_EXERCISE DIRECTIONS_
Locate the word "this" in the material, then show every line that holds it.

======

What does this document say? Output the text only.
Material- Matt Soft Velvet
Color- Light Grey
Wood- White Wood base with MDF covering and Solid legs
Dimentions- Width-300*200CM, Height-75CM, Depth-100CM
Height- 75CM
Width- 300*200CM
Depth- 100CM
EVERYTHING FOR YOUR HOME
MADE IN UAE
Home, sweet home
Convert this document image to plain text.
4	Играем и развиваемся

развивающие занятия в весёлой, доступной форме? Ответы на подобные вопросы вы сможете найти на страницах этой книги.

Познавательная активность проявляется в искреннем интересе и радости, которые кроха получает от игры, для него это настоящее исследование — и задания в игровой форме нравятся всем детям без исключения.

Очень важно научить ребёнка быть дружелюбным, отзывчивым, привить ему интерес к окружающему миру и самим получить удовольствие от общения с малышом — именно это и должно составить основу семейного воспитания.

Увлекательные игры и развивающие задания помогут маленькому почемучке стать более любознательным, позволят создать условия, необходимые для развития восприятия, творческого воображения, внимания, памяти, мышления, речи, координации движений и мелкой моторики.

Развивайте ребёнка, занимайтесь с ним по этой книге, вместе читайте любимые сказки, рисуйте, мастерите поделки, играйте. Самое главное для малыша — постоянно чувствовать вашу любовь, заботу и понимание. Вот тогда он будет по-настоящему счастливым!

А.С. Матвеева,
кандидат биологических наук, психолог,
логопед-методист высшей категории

======

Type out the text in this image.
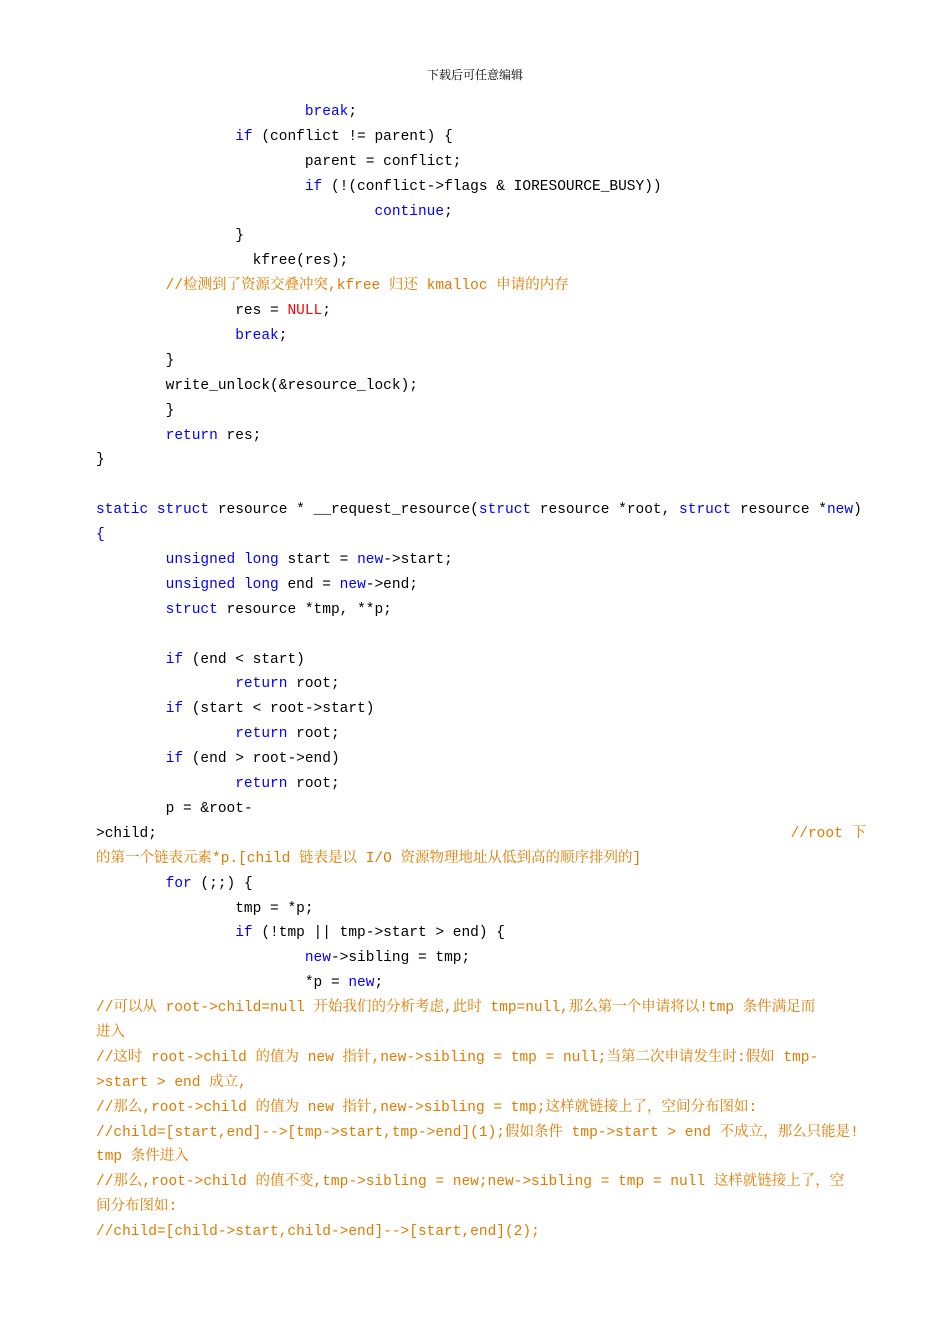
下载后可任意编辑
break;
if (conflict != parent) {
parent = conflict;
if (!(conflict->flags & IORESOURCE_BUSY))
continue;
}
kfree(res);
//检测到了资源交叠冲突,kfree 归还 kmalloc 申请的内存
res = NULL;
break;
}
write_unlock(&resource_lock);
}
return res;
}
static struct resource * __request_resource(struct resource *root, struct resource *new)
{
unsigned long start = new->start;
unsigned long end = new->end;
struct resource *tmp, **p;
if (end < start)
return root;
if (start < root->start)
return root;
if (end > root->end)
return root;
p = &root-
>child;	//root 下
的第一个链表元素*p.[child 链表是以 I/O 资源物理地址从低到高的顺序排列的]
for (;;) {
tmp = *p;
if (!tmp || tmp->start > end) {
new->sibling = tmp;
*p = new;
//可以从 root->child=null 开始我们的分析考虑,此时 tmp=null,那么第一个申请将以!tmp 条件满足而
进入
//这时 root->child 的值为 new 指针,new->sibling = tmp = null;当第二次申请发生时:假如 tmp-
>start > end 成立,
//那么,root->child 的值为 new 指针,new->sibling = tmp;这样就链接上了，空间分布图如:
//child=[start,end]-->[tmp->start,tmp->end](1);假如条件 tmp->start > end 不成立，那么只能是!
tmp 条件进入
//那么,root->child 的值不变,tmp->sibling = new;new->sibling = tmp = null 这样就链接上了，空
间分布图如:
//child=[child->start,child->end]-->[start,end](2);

======

_WRITTEN RESPONSE_
What does this document say? Output the text only.
Convert this document image to plain text.
Type out the text in this image.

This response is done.